**Passage cité**

☆ ☆ ☆ ☆ ☆

En août 1914, la guerre « éclate », dit-on.
Que nenni ! Tout au plus change-t-elle de cadence et d’extension, de
sporadique et locale (1905 : Agadir, Port-Arthur ; 1912-1913 :
Andrinople, Belgrade) elle se fait quotidienne, massive et continentale, mais
elle rôdait, rampait hantait et maraudait depuis des années. Elle oppose deux
coalitions incertaines ou friables, mobilise des empires hasardeux, emporte des
époques disparates ou hybrides (le national-catholicisme irlandais, la
révolution conservatrice en Allemagne et en Autriche, les apothéoses futuristes
de la Technique en overdose…). Mais le conflit le plus âpre qui s’y joue
enrôle l’esprit contre l’esprit, sans canons ni bannières, dans le secret des
cœurs. Avec une efficacité aussi discrète qu’infaillible, la Grande Guerre
ronge le langage humain, elle le dépossède de sa puissance de sens, elle
n’engendre pas simplement l’esprit dada, elle en voit le pli acide, l’humeur
rageuse et la désolation secrète – Dada, ce dandysme punk et no
future de la Grande Guerre – infiltrer les doctrines les mieux rassises,
barioler les prestiges et les séductions de l’attraction nihiliste à motif
théologique, esthétique ou moral.

☆ ☆ ☆ ☆ ☆

**Lignes répertoriées**

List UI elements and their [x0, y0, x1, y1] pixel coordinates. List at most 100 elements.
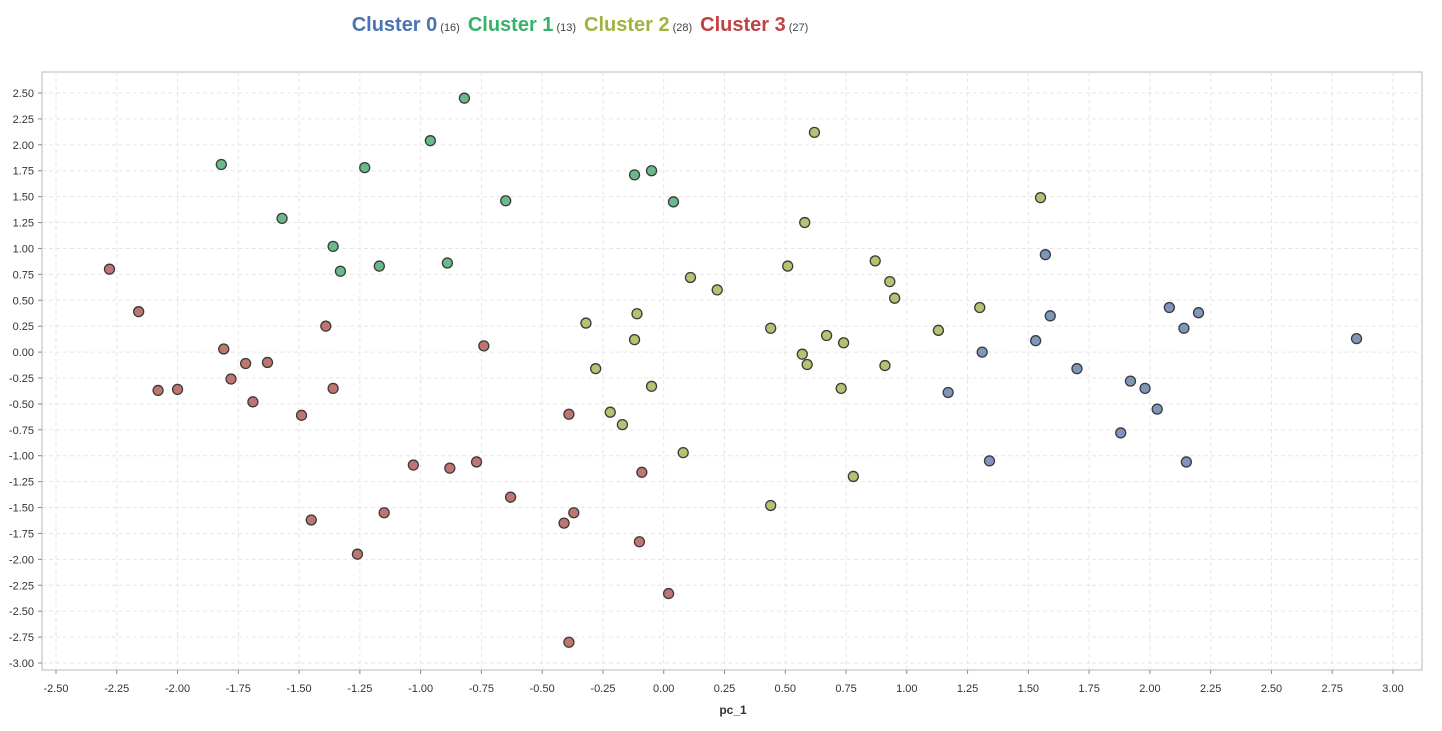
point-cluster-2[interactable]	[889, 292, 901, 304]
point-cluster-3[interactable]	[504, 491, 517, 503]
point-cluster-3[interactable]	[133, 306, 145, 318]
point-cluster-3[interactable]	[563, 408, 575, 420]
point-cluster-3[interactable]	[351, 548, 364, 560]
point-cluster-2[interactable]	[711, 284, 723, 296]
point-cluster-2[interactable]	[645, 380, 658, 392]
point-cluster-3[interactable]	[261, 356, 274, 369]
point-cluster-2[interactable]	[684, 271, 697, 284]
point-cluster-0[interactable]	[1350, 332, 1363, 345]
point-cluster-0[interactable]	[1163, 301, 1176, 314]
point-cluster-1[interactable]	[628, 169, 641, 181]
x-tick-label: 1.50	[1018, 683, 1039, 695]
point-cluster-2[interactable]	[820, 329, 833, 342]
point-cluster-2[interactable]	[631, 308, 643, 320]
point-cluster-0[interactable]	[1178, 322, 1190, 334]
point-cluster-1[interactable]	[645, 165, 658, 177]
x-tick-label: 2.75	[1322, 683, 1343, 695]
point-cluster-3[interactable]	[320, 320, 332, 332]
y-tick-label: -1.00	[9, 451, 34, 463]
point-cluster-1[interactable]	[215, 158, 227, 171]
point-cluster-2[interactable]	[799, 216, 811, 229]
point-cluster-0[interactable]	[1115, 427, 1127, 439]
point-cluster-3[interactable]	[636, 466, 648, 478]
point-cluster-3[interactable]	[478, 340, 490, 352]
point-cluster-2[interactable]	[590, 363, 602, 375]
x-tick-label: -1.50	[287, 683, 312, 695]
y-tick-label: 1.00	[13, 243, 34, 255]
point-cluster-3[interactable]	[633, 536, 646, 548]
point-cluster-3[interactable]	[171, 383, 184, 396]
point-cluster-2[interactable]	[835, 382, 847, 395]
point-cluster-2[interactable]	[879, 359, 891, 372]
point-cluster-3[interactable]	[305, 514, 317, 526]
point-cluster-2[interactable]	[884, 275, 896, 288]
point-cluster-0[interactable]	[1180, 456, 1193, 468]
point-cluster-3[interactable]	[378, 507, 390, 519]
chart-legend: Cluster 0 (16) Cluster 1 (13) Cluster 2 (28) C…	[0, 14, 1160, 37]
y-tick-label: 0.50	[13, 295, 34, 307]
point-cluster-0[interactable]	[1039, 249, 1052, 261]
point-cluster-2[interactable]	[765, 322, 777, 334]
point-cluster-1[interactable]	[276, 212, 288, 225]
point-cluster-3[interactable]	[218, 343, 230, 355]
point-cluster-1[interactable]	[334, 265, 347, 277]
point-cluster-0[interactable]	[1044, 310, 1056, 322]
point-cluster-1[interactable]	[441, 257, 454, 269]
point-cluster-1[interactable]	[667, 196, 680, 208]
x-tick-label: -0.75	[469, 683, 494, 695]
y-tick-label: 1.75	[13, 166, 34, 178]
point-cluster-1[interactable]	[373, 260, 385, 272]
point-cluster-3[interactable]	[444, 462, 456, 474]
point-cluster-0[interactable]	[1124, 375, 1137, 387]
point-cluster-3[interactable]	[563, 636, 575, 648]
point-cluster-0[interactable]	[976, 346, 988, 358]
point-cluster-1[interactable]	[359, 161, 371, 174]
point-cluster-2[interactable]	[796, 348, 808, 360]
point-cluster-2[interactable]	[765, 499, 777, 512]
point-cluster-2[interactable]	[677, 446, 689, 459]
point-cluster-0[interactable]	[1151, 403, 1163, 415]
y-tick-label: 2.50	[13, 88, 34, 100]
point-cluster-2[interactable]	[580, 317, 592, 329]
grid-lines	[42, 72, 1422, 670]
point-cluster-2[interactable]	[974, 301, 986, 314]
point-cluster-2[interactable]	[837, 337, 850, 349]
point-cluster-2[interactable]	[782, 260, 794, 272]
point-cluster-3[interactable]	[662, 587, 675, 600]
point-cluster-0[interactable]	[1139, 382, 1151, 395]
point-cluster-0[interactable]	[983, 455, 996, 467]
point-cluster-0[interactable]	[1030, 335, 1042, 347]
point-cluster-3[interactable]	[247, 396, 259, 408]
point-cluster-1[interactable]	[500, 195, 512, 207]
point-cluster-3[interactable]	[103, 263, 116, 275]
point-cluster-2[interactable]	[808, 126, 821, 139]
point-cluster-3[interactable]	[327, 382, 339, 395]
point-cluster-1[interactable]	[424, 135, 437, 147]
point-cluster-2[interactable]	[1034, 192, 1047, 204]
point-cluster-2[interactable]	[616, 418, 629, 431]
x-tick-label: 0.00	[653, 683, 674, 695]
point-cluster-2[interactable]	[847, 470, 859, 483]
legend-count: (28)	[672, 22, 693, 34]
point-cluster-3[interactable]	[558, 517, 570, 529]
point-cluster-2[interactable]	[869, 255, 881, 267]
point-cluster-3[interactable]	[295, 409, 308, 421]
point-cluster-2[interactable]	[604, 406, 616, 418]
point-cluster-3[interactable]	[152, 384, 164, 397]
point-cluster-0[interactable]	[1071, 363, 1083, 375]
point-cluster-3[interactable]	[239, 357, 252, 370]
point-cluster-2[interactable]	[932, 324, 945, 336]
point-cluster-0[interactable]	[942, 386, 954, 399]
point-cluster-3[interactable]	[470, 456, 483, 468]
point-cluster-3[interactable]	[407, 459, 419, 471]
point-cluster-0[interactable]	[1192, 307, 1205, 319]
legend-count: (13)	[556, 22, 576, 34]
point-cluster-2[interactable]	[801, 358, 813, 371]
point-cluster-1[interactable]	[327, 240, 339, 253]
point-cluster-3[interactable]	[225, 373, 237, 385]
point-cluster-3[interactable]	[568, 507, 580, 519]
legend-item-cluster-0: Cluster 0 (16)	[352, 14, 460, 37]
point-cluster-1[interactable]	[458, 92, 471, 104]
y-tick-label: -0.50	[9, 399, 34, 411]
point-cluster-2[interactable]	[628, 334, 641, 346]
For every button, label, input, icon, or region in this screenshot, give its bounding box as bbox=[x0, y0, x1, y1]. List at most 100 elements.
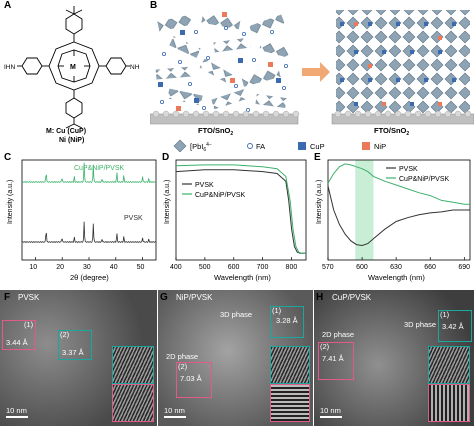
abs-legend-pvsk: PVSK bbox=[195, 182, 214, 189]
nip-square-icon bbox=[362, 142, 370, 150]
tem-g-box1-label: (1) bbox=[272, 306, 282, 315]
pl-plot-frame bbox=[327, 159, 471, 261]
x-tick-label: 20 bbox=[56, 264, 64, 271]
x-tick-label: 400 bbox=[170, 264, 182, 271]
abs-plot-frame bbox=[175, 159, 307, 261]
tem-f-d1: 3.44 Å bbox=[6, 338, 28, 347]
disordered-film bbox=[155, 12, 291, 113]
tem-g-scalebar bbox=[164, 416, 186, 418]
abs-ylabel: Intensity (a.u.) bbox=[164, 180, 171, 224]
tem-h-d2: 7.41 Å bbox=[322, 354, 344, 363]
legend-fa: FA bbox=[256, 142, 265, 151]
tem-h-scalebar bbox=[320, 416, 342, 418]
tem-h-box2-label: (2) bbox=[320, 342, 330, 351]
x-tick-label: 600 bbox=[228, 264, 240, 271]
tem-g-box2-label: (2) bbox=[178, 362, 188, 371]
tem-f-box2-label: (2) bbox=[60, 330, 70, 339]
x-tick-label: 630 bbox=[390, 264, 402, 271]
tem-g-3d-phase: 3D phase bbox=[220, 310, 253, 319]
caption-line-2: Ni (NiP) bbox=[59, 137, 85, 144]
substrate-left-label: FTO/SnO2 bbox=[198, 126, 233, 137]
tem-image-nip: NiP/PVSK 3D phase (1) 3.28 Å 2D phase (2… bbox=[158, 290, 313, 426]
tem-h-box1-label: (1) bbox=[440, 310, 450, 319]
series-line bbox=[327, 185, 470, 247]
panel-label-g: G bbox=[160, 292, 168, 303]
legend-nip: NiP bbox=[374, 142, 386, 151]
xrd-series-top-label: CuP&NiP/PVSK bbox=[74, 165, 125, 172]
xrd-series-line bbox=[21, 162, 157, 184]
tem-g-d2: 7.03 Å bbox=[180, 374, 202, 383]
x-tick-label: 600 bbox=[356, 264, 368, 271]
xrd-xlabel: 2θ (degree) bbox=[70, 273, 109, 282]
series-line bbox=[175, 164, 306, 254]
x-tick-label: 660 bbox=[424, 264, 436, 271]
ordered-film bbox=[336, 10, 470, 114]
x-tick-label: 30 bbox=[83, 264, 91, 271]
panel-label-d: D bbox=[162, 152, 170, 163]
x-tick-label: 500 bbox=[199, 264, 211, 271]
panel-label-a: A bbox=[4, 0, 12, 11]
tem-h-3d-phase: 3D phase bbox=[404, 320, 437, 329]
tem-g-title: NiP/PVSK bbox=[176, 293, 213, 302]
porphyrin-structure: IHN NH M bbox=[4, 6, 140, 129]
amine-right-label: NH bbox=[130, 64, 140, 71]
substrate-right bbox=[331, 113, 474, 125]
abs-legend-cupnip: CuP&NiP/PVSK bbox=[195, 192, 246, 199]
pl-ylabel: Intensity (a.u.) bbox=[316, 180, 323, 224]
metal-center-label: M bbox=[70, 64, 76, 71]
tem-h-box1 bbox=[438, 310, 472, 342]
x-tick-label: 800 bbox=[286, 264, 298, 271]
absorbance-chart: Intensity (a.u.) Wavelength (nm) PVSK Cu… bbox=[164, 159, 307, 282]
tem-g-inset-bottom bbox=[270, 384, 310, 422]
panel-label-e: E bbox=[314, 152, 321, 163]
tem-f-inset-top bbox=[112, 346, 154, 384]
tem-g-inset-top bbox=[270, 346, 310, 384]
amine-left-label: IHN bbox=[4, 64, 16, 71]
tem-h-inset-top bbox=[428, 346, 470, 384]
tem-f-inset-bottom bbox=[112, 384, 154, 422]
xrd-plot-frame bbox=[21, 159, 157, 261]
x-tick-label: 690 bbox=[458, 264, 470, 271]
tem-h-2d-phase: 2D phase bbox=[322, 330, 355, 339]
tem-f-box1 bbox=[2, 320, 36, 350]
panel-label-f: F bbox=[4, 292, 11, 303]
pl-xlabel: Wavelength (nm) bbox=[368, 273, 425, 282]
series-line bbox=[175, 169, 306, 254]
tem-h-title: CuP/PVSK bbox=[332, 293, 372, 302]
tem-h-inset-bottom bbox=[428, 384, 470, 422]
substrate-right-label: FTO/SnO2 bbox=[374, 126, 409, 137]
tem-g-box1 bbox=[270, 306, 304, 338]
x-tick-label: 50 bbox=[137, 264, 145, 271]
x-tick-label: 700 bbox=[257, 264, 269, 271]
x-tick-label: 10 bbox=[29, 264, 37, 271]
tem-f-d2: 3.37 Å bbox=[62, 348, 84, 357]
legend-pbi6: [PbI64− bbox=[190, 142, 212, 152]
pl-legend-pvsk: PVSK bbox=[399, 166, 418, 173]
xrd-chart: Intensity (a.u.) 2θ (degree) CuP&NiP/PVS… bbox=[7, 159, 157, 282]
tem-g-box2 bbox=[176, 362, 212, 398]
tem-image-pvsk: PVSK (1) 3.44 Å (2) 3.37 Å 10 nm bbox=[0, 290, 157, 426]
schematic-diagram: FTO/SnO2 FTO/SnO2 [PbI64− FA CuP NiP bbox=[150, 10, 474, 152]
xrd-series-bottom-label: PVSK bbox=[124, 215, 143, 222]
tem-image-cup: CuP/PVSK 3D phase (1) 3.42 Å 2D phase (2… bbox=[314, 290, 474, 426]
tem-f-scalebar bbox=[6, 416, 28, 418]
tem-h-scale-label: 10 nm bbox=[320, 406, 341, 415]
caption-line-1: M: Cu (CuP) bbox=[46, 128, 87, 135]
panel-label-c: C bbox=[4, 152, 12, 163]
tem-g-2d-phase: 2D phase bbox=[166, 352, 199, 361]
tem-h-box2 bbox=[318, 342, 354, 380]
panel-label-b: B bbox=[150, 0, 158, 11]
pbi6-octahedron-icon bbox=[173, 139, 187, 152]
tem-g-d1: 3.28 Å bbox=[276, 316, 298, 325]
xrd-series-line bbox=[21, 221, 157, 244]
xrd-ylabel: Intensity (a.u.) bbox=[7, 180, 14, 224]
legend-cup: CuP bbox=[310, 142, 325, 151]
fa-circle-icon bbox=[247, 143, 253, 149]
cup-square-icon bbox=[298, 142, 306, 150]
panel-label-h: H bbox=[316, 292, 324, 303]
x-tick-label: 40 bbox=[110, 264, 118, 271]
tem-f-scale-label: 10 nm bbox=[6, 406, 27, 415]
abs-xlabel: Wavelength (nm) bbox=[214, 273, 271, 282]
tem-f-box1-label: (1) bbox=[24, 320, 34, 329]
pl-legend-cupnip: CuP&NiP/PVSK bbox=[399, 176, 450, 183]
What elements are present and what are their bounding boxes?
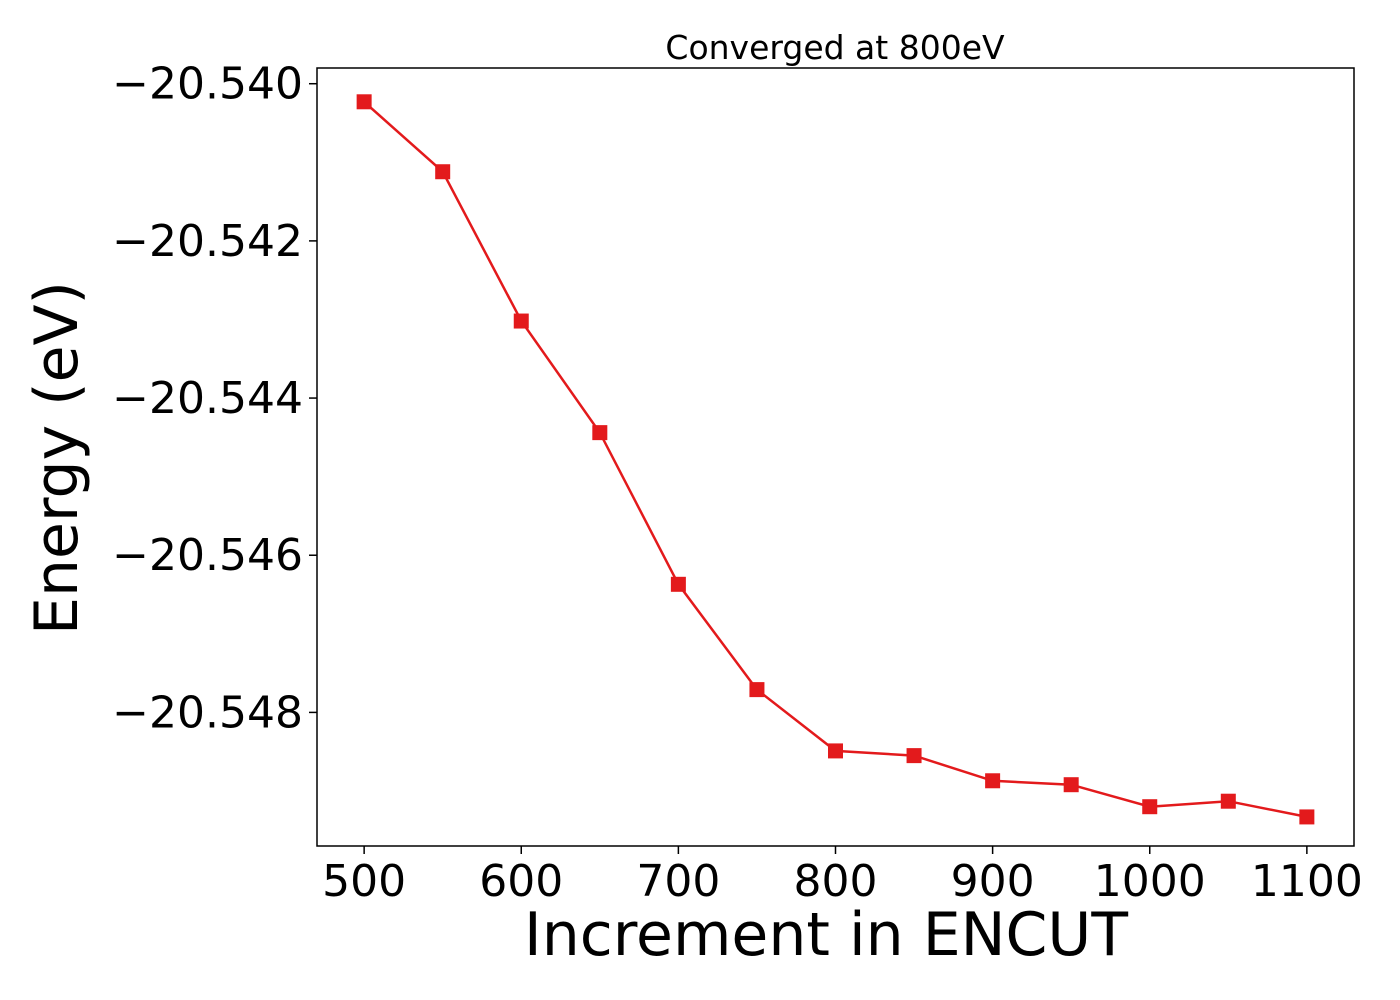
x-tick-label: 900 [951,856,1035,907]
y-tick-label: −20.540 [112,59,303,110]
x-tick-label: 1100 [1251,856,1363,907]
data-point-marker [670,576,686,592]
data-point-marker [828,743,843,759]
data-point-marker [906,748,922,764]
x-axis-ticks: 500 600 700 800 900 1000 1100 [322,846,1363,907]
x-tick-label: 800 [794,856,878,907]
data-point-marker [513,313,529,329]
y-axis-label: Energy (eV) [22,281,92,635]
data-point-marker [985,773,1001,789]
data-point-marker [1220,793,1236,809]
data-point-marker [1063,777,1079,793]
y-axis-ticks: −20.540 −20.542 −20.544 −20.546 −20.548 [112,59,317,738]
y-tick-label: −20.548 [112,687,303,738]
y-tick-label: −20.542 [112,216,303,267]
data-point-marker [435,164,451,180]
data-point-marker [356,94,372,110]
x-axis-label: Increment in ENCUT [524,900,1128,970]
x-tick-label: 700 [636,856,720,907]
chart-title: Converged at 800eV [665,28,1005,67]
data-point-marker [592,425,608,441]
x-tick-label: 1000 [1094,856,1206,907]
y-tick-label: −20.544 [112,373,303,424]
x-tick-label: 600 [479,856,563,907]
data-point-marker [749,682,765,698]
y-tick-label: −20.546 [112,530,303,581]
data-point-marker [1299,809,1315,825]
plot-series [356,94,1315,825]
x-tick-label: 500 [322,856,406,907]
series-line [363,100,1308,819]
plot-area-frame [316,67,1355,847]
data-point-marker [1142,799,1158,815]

☆ ☆ ☆ ☆ ☆

**Tâche demandée 1**
Quels lieux le passage sur la Grande Guerre cite-t-il entre parenthèses, à côté des années 1905 et 1912-1913 ?
**Tâche demandée 2**
Écrivez la suite du passage sur la Grande Guerre à partir de sa dernière phrase.
Les lignes constituent un matériau distinct du passage sur la Grande Guerre.

**Réponse rédigée 1**
Agadir, Port-Arthur, Andrinople, Belgrade

**Réponse rédigée 2**
Si la guerre
de l’esprit contre l’esprit les oppose, ses controverses du jour, exercice
vital indispensable à son hygiène, comptent bien moins que le désenchantement
et la résignation muets qui les pénètrent alors, en même temps que périclitent
le désir de méthode et d’orientation, le sens et l’appétit d’horizon qui
n’imagine de nouvelles frontières que pour apprendre à les franchir et à
rassembler les fragments découverts de l’inattendu. La discipline joyeuse du
doute le cède à la morose passivité de la méfiance. Constant symptôme morbide
de dispersion et d’incontinence mentale : quand l’esprit doute de l’esprit
et de sa franche présence aux choses actuelles et possibles, il se fait verbeux
ou fade, jacasse, se rabat sur les mots et, dans ce maniérisme, s’effiloche en
phrases compilées ou pompeuses, perd le goût du mot juste et rare moteur de
l’idée précieuse, du geste heureux. Il raccommode des débris de significations
centrifuges mais renonce à conjuguer leur tissu poétique et leurs affinités
analogiques. Il ne résiste ni ne désire plus résister aux retours pervers de la
division du travail intellectuel sur l’intellect dont l’émiettement et les
spécialisations lui tiennent lieu de monde en deuil d’unité encyclopédique –
soit au nom fataliste des « progrès de la science » qui cloisonnent
l’expérience, soit par aristocratisme réfractaire aux pathologies de l’utilité
et de la sécurité. Cette panne de la conscience en puzzle ne survient pas sans
tapage ni tumultes ; en émane une aura de scandale et d’exaspération,
parce qu’elle annonce une épreuve angoissante, un risque de disqualification
intérieure et publique, prévenue par l’imprécation vertueuse, satisfaite à bon
compte dans la tentation pamphlétaire.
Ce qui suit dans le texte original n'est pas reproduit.